*What is being asked*
Wherever the string "publications" appears in the listing, copy that line.

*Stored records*

========

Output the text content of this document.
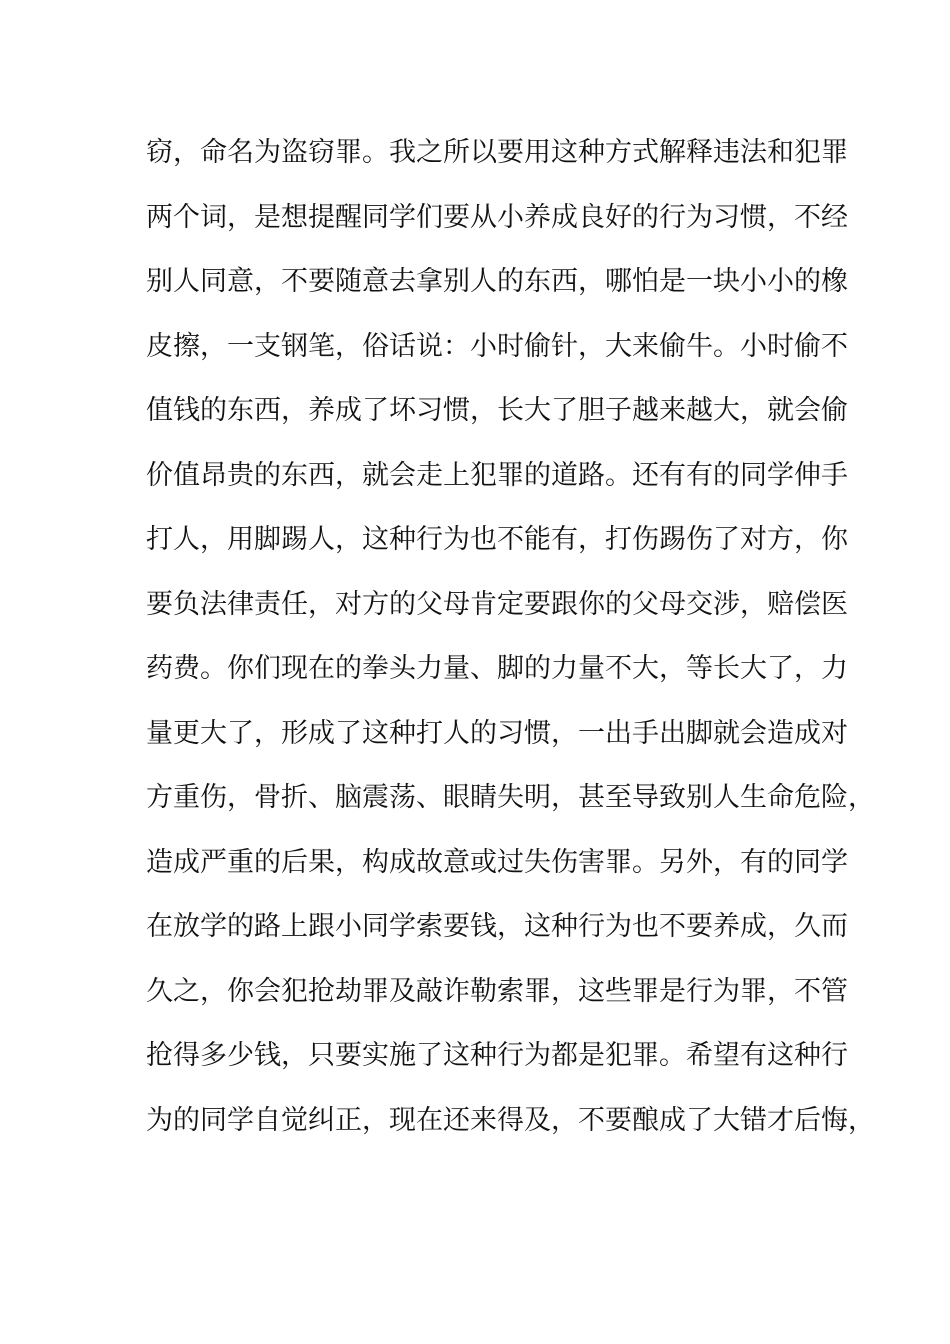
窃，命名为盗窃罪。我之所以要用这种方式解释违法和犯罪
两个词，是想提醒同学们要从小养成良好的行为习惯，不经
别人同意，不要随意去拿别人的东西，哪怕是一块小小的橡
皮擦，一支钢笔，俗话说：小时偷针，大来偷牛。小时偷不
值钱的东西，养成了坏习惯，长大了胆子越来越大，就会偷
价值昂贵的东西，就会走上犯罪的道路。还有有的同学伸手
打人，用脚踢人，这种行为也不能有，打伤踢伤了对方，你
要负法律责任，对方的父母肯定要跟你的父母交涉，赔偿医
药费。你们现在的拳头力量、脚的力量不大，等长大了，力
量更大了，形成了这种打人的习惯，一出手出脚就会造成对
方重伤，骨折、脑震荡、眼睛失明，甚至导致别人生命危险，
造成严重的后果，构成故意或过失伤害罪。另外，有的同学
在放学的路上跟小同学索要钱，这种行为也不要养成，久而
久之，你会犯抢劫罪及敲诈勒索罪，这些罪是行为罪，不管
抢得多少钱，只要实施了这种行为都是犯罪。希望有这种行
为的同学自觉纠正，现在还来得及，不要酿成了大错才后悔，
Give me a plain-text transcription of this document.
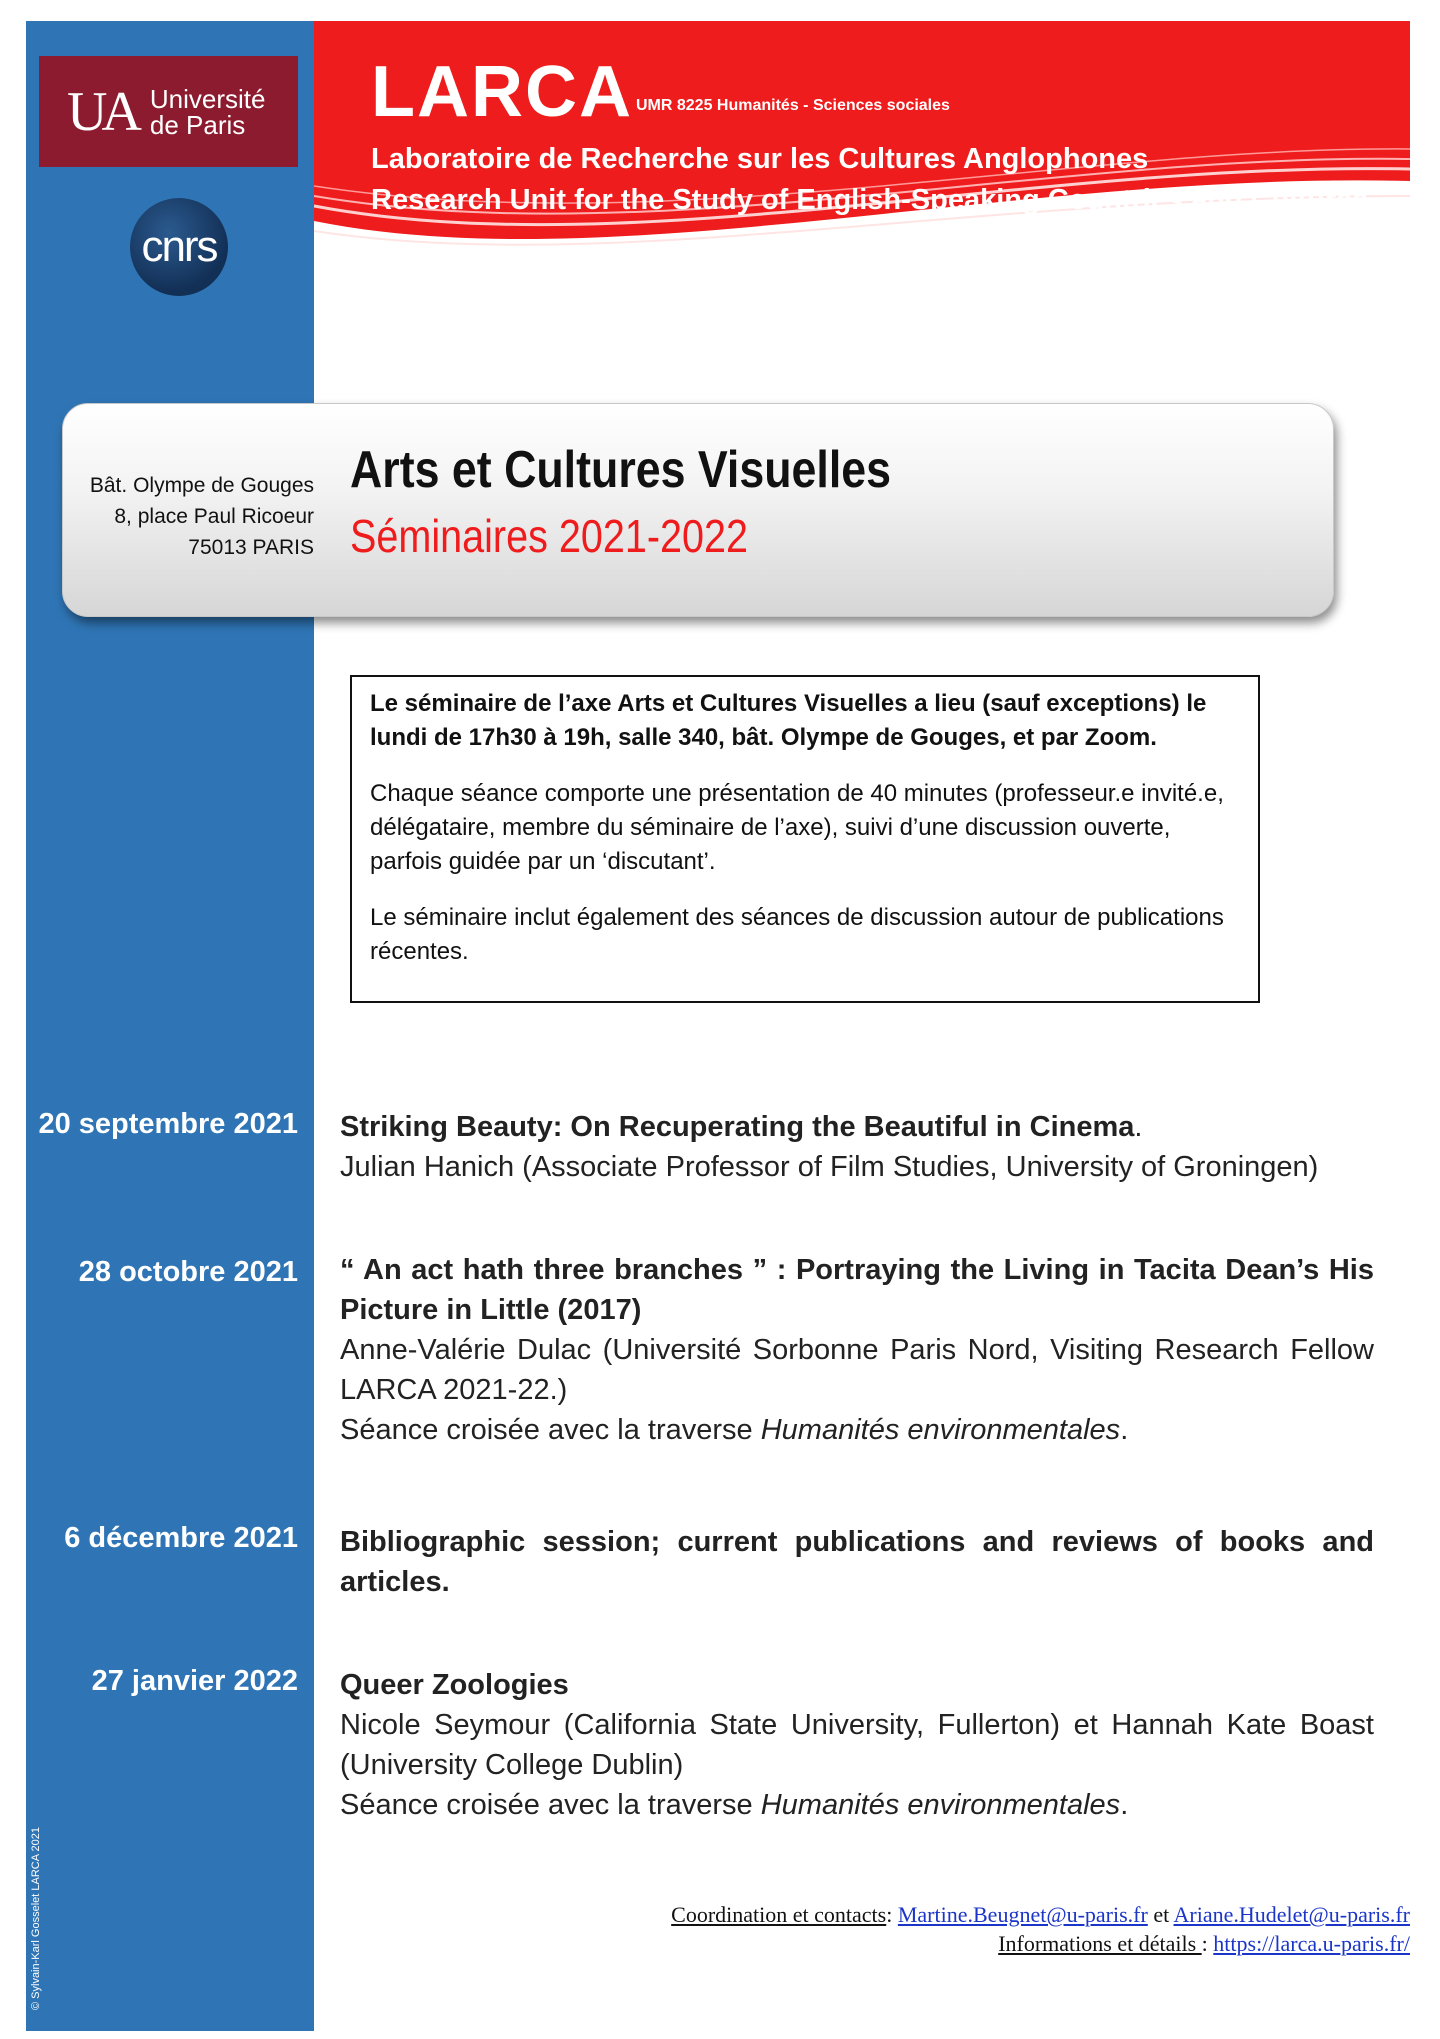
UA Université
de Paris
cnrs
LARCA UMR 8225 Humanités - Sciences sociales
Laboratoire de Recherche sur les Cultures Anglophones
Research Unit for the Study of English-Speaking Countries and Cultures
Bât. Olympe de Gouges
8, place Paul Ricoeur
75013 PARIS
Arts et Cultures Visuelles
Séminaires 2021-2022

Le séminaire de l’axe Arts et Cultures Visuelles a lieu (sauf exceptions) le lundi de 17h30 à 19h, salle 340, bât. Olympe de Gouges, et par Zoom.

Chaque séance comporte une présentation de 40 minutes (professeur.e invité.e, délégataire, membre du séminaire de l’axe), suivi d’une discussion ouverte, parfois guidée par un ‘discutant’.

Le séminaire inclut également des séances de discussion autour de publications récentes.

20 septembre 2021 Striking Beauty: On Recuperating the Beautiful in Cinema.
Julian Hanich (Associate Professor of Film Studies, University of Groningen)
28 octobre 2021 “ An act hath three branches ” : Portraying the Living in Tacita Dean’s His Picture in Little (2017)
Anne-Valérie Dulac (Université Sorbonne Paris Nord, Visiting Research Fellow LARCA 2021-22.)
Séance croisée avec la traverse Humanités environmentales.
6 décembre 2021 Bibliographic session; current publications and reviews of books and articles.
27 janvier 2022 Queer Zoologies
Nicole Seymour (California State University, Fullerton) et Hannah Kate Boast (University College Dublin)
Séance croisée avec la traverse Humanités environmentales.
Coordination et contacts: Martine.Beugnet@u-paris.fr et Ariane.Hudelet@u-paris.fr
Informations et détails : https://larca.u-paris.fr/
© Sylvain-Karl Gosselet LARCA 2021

========

*Task answer*
Le séminaire inclut également des séances de discussion autour de publications récentes.
6 décembre 2021 Bibliographic session; current publications and reviews of books and articles.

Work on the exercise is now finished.